##### GIVEN INFORMATION

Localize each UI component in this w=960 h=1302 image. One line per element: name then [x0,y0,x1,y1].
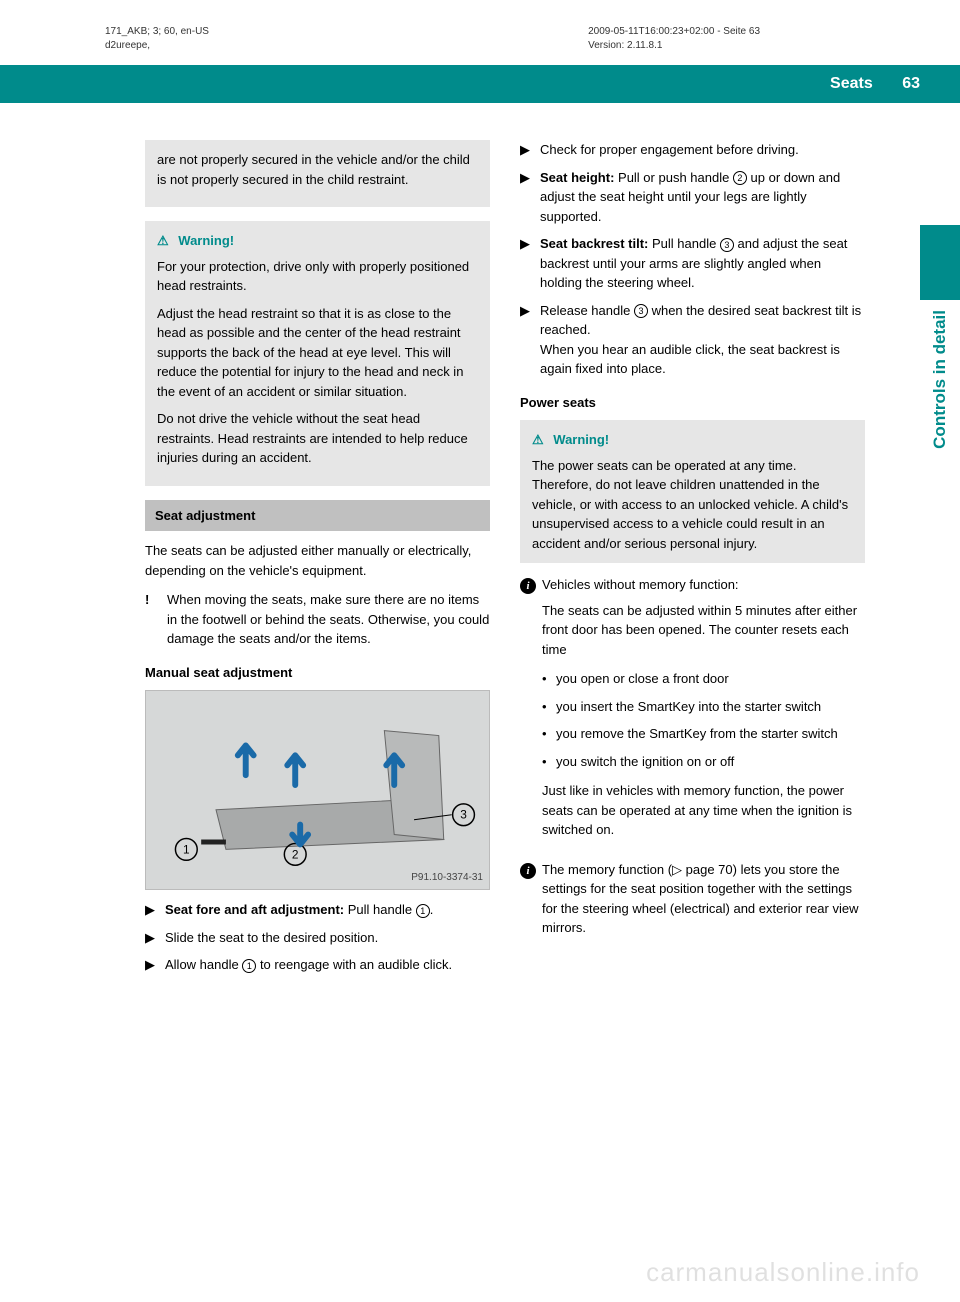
warning-title-2: Warning! [553,432,609,447]
bullet-dot: • [542,669,556,689]
info-1-body: Vehicles without memory function: The se… [542,575,865,850]
step-6: ▶ Seat backrest tilt: Pull handle 3 and … [520,234,865,293]
step-2: ▶ Slide the seat to the desired position… [145,928,490,948]
step-3: ▶ Allow handle 1 to reengage with an aud… [145,955,490,975]
warning-header-2: ⚠ Warning! [532,430,853,450]
step-arrow-icon: ▶ [520,234,540,293]
warn1-p3: Do not drive the vehicle without the sea… [157,409,478,468]
info1-p1: The seats can be adjusted within 5 minut… [542,601,865,660]
step-2-text: Slide the seat to the desired position. [165,928,490,948]
subhead-power: Power seats [520,393,865,413]
info-icon: i [520,863,536,879]
side-section-label: Controls in detail [927,310,953,449]
step-6-text: Seat backrest tilt: Pull handle 3 and ad… [540,234,865,293]
step-arrow-icon: ▶ [145,900,165,920]
info1-p2: Just like in vehicles with memory functi… [542,781,865,840]
step-arrow-icon: ▶ [520,168,540,227]
step-arrow-icon: ▶ [145,928,165,948]
callout-1: 1 [242,959,256,973]
header-bar: Seats 63 [0,65,960,103]
step-1-bold: Seat fore and aft adjustment: [165,902,344,917]
side-tab [920,225,960,300]
step-5-text: Seat height: Pull or push handle 2 up or… [540,168,865,227]
warning-icon: ⚠ [532,430,544,450]
step-7-text: Release handle 3 when the desired seat b… [540,301,865,379]
step-7: ▶ Release handle 3 when the desired seat… [520,301,865,379]
bullet-dot: • [542,724,556,744]
svg-text:3: 3 [460,808,467,822]
step-3a: Allow handle [165,957,242,972]
warning-box-continued: are not properly secured in the vehicle … [145,140,490,207]
print-meta-right: 2009-05-11T16:00:23+02:00 - Seite 63 Ver… [588,25,760,53]
watermark: carmanualsonline.info [646,1253,920,1292]
header-pagenum: 63 [902,75,920,92]
step-4-text: Check for proper engagement before drivi… [540,140,865,160]
callout-2: 2 [733,171,747,185]
bullet-list: •you open or close a front door •you ins… [542,669,865,771]
step-1-rest: Pull handle [344,902,416,917]
caution-note: ! When moving the seats, make sure there… [145,590,490,649]
step-6-rest: Pull handle [648,236,720,251]
step-6-bold: Seat backrest tilt: [540,236,648,251]
meta-right-2: Version: 2.11.8.1 [588,40,662,51]
callout-3: 3 [720,238,734,252]
step-4: ▶ Check for proper engagement before dri… [520,140,865,160]
figure-label: P91.10-3374-31 [411,870,483,885]
bullet-dot: • [542,697,556,717]
column-right: ▶ Check for proper engagement before dri… [520,140,865,983]
info-note-1: i Vehicles without memory function: The … [520,575,865,850]
info-icon: i [520,578,536,594]
info2-text: The memory function (▷ page 70) lets you… [542,860,865,938]
bullet-dot: • [542,752,556,772]
warn1-p2: Adjust the head restraint so that it is … [157,304,478,402]
warn2-p1: The power seats can be operated at any t… [532,456,853,554]
callout-3: 3 [634,304,648,318]
subhead-manual: Manual seat adjustment [145,663,490,683]
warning-box-1: ⚠ Warning! For your protection, drive on… [145,221,490,486]
bullet-2: you insert the SmartKey into the starter… [556,697,865,717]
seat-illustration: 1 2 3 [146,691,489,889]
info-note-2: i The memory function (▷ page 70) lets y… [520,860,865,938]
svg-text:1: 1 [183,842,190,856]
info1-lead: Vehicles without memory function: [542,577,739,592]
warning-title-1: Warning! [178,233,234,248]
step-5-bold: Seat height: [540,170,614,185]
callout-1: 1 [416,904,430,918]
print-meta-left: 171_AKB; 3; 60, en-US d2ureepe, [105,25,209,53]
seat-figure: 1 2 3 P91.10-3374-31 [145,690,490,890]
meta-left-1: 171_AKB; 3; 60, en-US [105,26,209,37]
step-5: ▶ Seat height: Pull or push handle 2 up … [520,168,865,227]
meta-left-2: d2ureepe, [105,40,150,51]
step-arrow-icon: ▶ [520,140,540,160]
warning-icon: ⚠ [157,231,169,251]
step-3b: to reengage with an audible click. [256,957,452,972]
header-title: Seats [830,75,873,92]
warn1-p1: For your protection, drive only with pro… [157,257,478,296]
step-3-text: Allow handle 1 to reengage with an audib… [165,955,490,975]
body-intro: The seats can be adjusted either manuall… [145,541,490,580]
caution-icon: ! [145,590,167,649]
step-1: ▶ Seat fore and aft adjustment: Pull han… [145,900,490,920]
column-left: are not properly secured in the vehicle … [145,140,490,983]
caution-text: When moving the seats, make sure there a… [167,590,490,649]
bullet-4: you switch the ignition on or off [556,752,865,772]
step-7a: Release handle [540,303,634,318]
section-header-seat-adjustment: Seat adjustment [145,500,490,532]
warn-cont-text: are not properly secured in the vehicle … [157,150,478,189]
step-5-rest: Pull or push handle [614,170,733,185]
step-1-text: Seat fore and aft adjustment: Pull handl… [165,900,490,920]
bullet-1: you open or close a front door [556,669,865,689]
step-arrow-icon: ▶ [145,955,165,975]
svg-text:2: 2 [292,847,299,861]
meta-right-1: 2009-05-11T16:00:23+02:00 - Seite 63 [588,26,760,37]
bullet-3: you remove the SmartKey from the starter… [556,724,865,744]
step-arrow-icon: ▶ [520,301,540,379]
step-7c: When you hear an audible click, the seat… [540,342,840,377]
warning-box-2: ⚠ Warning! The power seats can be operat… [520,420,865,563]
content-area: are not properly secured in the vehicle … [145,140,865,983]
warning-header-1: ⚠ Warning! [157,231,478,251]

##########

TASK TO CARRY OUT => Repeat these lines word for word, leaving out the pictures.

EXERCISE ANSWER =>
Localize each UI component in this w=960 h=1302 image. One line per element: name then [x0,y0,x1,y1].
warning-title-2: Warning! [553,432,609,447]
bullet-dot: • [542,669,556,689]
info-1-body: Vehicles without memory function: The se… [542,575,865,850]
step-6: ▶ Seat backrest tilt: Pull handle 3 and … [520,234,865,293]
step-2: ▶ Slide the seat to the desired position… [145,928,490,948]
step-3: ▶ Allow handle 1 to reengage with an aud… [145,955,490,975]
warning-header-2: ⚠ Warning! [532,430,853,450]
step-arrow-icon: ▶ [520,234,540,293]
warn1-p3: Do not drive the vehicle without the sea… [157,409,478,468]
info1-p1: The seats can be adjusted within 5 minut… [542,601,865,660]
step-2-text: Slide the seat to the desired position. [165,928,490,948]
subhead-power: Power seats [520,393,865,413]
info-icon: i [520,863,536,879]
side-section-label: Controls in detail [927,310,953,449]
step-6-text: Seat backrest tilt: Pull handle 3 and ad… [540,234,865,293]
step-arrow-icon: ▶ [145,900,165,920]
info1-p2: Just like in vehicles with memory functi… [542,781,865,840]
step-arrow-icon: ▶ [520,168,540,227]
step-arrow-icon: ▶ [145,928,165,948]
callout-1: 1 [242,959,256,973]
header-bar: Seats 63 [0,65,960,103]
step-1-bold: Seat fore and aft adjustment: [165,902,344,917]
side-tab [920,225,960,300]
step-5-text: Seat height: Pull or push handle 2 up or… [540,168,865,227]
warning-icon: ⚠ [532,430,544,450]
step-7-text: Release handle 3 when the desired seat b… [540,301,865,379]
step-7: ▶ Release handle 3 when the desired seat… [520,301,865,379]
bullet-dot: • [542,724,556,744]
svg-text:3: 3 [460,808,467,822]
step-3a: Allow handle [165,957,242,972]
warning-box-continued: are not properly secured in the vehicle … [145,140,490,207]
print-meta-right: 2009-05-11T16:00:23+02:00 - Seite 63 Ver… [588,25,760,53]
watermark: carmanualsonline.info [646,1253,920,1292]
header-pagenum: 63 [902,75,920,92]
step-4-text: Check for proper engagement before drivi… [540,140,865,160]
callout-2: 2 [733,171,747,185]
bullet-list: •you open or close a front door •you ins… [542,669,865,771]
step-1-rest: Pull handle [344,902,416,917]
caution-note: ! When moving the seats, make sure there… [145,590,490,649]
step-6-rest: Pull handle [648,236,720,251]
step-6-bold: Seat backrest tilt: [540,236,648,251]
meta-right-2: Version: 2.11.8.1 [588,40,662,51]
callout-3: 3 [720,238,734,252]
step-4: ▶ Check for proper engagement before dri… [520,140,865,160]
figure-label: P91.10-3374-31 [411,870,483,885]
bullet-dot: • [542,697,556,717]
column-right: ▶ Check for proper engagement before dri… [520,140,865,983]
info-note-1: i Vehicles without memory function: The … [520,575,865,850]
info-icon: i [520,578,536,594]
info2-text: The memory function (▷ page 70) lets you… [542,860,865,938]
bullet-dot: • [542,752,556,772]
warn1-p2: Adjust the head restraint so that it is … [157,304,478,402]
warn2-p1: The power seats can be operated at any t… [532,456,853,554]
callout-3: 3 [634,304,648,318]
subhead-manual: Manual seat adjustment [145,663,490,683]
warning-box-1: ⚠ Warning! For your protection, drive on… [145,221,490,486]
bullet-2: you insert the SmartKey into the starter… [556,697,865,717]
seat-illustration: 1 2 3 [146,691,489,889]
info-note-2: i The memory function (▷ page 70) lets y… [520,860,865,938]
svg-text:1: 1 [183,842,190,856]
info1-lead: Vehicles without memory function: [542,577,739,592]
warning-title-1: Warning! [178,233,234,248]
step-5-bold: Seat height: [540,170,614,185]
callout-1: 1 [416,904,430,918]
print-meta-left: 171_AKB; 3; 60, en-US d2ureepe, [105,25,209,53]
seat-figure: 1 2 3 P91.10-3374-31 [145,690,490,890]
meta-left-1: 171_AKB; 3; 60, en-US [105,26,209,37]
step-5: ▶ Seat height: Pull or push handle 2 up … [520,168,865,227]
meta-left-2: d2ureepe, [105,40,150,51]
step-arrow-icon: ▶ [520,140,540,160]
warning-icon: ⚠ [157,231,169,251]
step-3b: to reengage with an audible click. [256,957,452,972]
header-title: Seats [830,75,873,92]
warn1-p1: For your protection, drive only with pro… [157,257,478,296]
step-3-text: Allow handle 1 to reengage with an audib… [165,955,490,975]
body-intro: The seats can be adjusted either manuall… [145,541,490,580]
caution-icon: ! [145,590,167,649]
step-1: ▶ Seat fore and aft adjustment: Pull han… [145,900,490,920]
column-left: are not properly secured in the vehicle … [145,140,490,983]
caution-text: When moving the seats, make sure there a… [167,590,490,649]
bullet-4: you switch the ignition on or off [556,752,865,772]
step-7a: Release handle [540,303,634,318]
section-header-seat-adjustment: Seat adjustment [145,500,490,532]
warn-cont-text: are not properly secured in the vehicle … [157,150,478,189]
step-5-rest: Pull or push handle [614,170,733,185]
step-1-text: Seat fore and aft adjustment: Pull handl… [165,900,490,920]
bullet-1: you open or close a front door [556,669,865,689]
step-arrow-icon: ▶ [145,955,165,975]
svg-text:2: 2 [292,847,299,861]
meta-right-1: 2009-05-11T16:00:23+02:00 - Seite 63 [588,26,760,37]
bullet-3: you remove the SmartKey from the starter… [556,724,865,744]
step-arrow-icon: ▶ [520,301,540,379]
step-7c: When you hear an audible click, the seat… [540,342,840,377]
warning-box-2: ⚠ Warning! The power seats can be operat… [520,420,865,563]
content-area: are not properly secured in the vehicle … [145,140,865,983]
warning-header-1: ⚠ Warning! [157,231,478,251]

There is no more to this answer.